(Problem description)
Check each line of the records below for the word "Typist" and copy those where it appears.

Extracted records
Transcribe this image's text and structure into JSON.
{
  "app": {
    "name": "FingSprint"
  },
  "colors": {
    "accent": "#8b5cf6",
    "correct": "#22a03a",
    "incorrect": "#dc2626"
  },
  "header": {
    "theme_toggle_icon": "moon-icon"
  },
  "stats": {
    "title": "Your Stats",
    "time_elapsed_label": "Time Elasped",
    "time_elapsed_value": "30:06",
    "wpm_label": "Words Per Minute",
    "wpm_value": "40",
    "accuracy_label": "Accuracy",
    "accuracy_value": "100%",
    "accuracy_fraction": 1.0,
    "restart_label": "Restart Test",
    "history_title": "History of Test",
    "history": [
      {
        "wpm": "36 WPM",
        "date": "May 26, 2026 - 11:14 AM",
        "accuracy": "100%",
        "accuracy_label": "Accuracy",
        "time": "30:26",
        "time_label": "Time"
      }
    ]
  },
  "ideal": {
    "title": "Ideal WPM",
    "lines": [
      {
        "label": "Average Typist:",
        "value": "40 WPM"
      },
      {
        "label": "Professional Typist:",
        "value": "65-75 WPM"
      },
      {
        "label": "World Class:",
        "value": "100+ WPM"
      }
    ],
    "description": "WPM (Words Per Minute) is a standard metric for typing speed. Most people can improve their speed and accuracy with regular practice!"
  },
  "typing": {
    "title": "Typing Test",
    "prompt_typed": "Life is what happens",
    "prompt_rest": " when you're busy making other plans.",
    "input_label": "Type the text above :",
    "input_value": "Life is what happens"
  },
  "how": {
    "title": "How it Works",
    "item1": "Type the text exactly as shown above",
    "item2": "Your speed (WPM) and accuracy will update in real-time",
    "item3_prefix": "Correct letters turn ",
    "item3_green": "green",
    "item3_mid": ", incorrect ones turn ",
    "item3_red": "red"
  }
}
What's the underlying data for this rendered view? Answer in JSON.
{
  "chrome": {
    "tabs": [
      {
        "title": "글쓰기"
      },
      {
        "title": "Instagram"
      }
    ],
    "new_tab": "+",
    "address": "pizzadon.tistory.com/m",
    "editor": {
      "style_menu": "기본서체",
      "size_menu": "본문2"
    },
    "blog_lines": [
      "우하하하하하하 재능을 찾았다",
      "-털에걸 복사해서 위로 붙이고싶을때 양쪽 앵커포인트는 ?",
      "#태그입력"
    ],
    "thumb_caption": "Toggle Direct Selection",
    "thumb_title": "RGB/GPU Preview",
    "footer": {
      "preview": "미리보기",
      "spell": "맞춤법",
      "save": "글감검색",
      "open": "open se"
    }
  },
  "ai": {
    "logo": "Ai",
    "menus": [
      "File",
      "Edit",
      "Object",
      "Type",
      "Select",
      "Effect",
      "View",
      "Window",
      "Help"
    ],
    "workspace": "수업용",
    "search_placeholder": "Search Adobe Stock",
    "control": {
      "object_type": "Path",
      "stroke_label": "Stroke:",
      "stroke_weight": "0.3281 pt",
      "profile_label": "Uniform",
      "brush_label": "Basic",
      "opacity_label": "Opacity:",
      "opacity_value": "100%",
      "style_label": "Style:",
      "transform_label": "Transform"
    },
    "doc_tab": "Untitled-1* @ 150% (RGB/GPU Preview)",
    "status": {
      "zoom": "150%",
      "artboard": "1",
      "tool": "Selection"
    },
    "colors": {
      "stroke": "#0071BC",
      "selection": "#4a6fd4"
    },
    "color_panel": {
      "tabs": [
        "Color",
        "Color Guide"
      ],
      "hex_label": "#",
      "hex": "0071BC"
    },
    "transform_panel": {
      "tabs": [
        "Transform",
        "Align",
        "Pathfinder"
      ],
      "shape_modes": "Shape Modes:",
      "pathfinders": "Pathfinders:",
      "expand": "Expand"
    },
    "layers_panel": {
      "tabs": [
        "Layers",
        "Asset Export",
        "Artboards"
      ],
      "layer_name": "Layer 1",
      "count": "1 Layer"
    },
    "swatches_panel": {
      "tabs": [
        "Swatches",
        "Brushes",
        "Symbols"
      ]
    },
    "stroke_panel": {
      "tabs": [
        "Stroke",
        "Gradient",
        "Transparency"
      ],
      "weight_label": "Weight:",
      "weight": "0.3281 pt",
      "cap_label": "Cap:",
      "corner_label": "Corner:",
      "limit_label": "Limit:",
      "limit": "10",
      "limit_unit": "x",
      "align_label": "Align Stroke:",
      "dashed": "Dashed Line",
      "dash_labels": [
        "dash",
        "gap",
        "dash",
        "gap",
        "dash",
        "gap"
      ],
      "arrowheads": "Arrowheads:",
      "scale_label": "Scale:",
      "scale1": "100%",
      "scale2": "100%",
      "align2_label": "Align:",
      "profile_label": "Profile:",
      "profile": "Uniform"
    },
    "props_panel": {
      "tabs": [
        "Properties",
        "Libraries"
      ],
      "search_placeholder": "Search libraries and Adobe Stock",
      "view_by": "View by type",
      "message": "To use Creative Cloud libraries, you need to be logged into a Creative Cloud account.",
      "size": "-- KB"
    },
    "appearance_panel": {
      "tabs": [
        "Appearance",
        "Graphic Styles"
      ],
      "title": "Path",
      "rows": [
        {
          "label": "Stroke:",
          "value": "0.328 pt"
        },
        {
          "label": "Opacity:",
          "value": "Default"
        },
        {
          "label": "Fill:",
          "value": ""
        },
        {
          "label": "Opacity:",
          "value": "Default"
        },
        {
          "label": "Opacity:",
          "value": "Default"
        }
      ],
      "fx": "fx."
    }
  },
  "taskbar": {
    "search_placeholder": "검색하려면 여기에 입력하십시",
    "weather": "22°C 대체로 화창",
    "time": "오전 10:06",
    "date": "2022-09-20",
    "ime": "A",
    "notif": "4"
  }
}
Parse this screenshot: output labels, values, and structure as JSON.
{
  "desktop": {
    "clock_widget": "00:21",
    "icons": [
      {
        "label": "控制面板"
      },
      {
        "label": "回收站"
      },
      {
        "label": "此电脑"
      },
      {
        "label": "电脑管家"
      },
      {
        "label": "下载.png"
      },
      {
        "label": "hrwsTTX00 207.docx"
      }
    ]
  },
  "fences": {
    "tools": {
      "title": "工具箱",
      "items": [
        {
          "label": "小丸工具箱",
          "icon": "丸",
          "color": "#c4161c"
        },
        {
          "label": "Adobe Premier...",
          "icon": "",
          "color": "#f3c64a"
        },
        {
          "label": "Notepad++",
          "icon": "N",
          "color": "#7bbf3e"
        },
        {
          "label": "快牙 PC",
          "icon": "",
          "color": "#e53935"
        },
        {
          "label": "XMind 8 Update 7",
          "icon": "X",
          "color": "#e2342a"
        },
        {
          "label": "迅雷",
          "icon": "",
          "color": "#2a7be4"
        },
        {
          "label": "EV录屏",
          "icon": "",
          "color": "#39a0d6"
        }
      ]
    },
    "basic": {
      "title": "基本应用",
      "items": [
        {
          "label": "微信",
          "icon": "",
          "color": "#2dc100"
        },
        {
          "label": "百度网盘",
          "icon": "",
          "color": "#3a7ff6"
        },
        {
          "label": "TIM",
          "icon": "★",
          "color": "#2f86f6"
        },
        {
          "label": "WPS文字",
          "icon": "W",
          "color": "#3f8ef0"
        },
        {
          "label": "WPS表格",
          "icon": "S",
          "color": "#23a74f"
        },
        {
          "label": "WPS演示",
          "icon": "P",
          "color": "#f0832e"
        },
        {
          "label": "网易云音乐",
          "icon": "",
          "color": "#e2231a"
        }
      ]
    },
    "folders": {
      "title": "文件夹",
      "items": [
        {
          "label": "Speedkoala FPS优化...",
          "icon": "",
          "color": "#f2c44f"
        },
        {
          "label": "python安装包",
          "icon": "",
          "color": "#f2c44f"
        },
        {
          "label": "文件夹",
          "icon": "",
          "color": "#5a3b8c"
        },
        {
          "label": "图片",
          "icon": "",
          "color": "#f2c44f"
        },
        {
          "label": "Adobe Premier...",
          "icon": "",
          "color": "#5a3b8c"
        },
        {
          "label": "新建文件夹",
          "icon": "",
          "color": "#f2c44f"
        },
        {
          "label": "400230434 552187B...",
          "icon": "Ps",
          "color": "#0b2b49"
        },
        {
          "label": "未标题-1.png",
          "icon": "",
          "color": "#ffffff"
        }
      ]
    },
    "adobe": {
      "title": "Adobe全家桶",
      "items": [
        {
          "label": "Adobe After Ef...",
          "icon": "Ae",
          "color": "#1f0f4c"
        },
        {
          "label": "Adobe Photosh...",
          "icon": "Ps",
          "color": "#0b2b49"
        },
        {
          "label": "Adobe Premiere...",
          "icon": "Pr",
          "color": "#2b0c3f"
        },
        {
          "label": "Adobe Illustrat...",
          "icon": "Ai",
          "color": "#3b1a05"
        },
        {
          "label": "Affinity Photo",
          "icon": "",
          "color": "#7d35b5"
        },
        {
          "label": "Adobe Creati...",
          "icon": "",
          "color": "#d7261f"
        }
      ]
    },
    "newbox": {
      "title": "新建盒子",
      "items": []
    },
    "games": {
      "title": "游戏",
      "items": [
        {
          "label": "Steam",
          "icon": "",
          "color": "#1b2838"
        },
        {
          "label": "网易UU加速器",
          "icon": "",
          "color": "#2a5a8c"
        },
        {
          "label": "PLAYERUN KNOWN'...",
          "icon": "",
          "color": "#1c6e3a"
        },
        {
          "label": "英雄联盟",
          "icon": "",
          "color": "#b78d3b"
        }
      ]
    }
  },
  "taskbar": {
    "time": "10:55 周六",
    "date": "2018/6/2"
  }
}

(Answer to the exercise)
        "label": "Average Typist:",
        "label": "Professional Typist:",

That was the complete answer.